# SHORT PROBLEM
Give every line below again, exactly.

# DATASET EXCERPTS
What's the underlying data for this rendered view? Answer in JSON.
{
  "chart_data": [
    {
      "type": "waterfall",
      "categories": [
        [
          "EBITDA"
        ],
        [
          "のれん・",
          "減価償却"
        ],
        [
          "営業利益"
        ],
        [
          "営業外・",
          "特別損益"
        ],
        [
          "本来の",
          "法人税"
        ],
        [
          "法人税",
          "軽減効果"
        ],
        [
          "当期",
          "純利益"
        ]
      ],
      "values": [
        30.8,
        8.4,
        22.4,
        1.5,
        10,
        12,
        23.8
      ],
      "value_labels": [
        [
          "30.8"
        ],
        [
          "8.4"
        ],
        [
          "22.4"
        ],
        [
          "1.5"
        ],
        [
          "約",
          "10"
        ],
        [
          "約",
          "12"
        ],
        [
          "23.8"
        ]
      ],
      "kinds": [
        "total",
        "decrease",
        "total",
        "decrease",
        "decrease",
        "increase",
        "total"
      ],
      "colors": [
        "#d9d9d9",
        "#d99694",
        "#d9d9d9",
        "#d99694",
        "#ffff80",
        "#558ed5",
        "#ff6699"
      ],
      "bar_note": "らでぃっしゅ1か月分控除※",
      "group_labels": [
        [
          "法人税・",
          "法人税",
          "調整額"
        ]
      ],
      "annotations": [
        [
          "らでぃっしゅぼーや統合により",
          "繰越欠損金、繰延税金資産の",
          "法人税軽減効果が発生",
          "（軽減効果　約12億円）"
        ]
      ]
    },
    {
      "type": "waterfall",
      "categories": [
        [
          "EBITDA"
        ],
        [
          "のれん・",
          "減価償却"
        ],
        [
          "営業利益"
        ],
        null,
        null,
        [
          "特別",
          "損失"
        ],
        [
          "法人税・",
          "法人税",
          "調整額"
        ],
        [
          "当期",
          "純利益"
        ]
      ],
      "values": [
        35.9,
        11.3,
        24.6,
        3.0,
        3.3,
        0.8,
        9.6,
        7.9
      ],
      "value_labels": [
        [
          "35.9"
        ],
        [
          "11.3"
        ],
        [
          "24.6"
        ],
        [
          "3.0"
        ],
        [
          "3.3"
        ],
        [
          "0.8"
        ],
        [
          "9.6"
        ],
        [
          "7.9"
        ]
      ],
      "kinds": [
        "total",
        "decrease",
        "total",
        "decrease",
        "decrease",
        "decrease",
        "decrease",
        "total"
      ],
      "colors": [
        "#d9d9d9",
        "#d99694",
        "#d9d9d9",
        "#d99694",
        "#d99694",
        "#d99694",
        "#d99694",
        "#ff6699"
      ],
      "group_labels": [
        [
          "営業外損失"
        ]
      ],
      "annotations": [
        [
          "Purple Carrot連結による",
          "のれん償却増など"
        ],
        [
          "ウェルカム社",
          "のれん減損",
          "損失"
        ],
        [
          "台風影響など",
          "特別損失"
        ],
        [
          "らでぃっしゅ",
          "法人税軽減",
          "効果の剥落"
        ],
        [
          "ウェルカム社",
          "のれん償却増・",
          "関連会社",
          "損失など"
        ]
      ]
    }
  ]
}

# RESPONSE TO THIS EXERCISE
What's the underlying data for this rendered view? Answer in JSON.
{
  "chart_data": [
    {
      "type": "waterfall",
      "categories": [
        [
          "EBITDA"
        ],
        [
          "のれん・",
          "減価償却"
        ],
        [
          "営業利益"
        ],
        [
          "営業外・",
          "特別損益"
        ],
        [
          "本来の",
          "法人税"
        ],
        [
          "法人税",
          "軽減効果"
        ],
        [
          "当期",
          "純利益"
        ]
      ],
      "values": [
        30.8,
        8.4,
        22.4,
        1.5,
        10,
        12,
        23.8
      ],
      "value_labels": [
        [
          "30.8"
        ],
        [
          "8.4"
        ],
        [
          "22.4"
        ],
        [
          "1.5"
        ],
        [
          "約",
          "10"
        ],
        [
          "約",
          "12"
        ],
        [
          "23.8"
        ]
      ],
      "kinds": [
        "total",
        "decrease",
        "total",
        "decrease",
        "decrease",
        "increase",
        "total"
      ],
      "colors": [
        "#d9d9d9",
        "#d99694",
        "#d9d9d9",
        "#d99694",
        "#ffff80",
        "#558ed5",
        "#ff6699"
      ],
      "bar_note": "らでぃっしゅ1か月分控除※",
      "group_labels": [
        [
          "法人税・",
          "法人税",
          "調整額"
        ]
      ],
      "annotations": [
        [
          "らでぃっしゅぼーや統合により",
          "繰越欠損金、繰延税金資産の",
          "法人税軽減効果が発生",
          "（軽減効果　約12億円）"
        ]
      ]
    },
    {
      "type": "waterfall",
      "categories": [
        [
          "EBITDA"
        ],
        [
          "のれん・",
          "減価償却"
        ],
        [
          "営業利益"
        ],
        null,
        null,
        [
          "特別",
          "損失"
        ],
        [
          "法人税・",
          "法人税",
          "調整額"
        ],
        [
          "当期",
          "純利益"
        ]
      ],
      "values": [
        35.9,
        11.3,
        24.6,
        3.0,
        3.3,
        0.8,
        9.6,
        7.9
      ],
      "value_labels": [
        [
          "35.9"
        ],
        [
          "11.3"
        ],
        [
          "24.6"
        ],
        [
          "3.0"
        ],
        [
          "3.3"
        ],
        [
          "0.8"
        ],
        [
          "9.6"
        ],
        [
          "7.9"
        ]
      ],
      "kinds": [
        "total",
        "decrease",
        "total",
        "decrease",
        "decrease",
        "decrease",
        "decrease",
        "total"
      ],
      "colors": [
        "#d9d9d9",
        "#d99694",
        "#d9d9d9",
        "#d99694",
        "#d99694",
        "#d99694",
        "#d99694",
        "#ff6699"
      ],
      "group_labels": [
        [
          "営業外損失"
        ]
      ],
      "annotations": [
        [
          "Purple Carrot連結による",
          "のれん償却増など"
        ],
        [
          "ウェルカム社",
          "のれん減損",
          "損失"
        ],
        [
          "台風影響など",
          "特別損失"
        ],
        [
          "らでぃっしゅ",
          "法人税軽減",
          "効果の剥落"
        ],
        [
          "ウェルカム社",
          "のれん償却増・",
          "関連会社",
          "損失など"
        ]
      ]
    }
  ]
}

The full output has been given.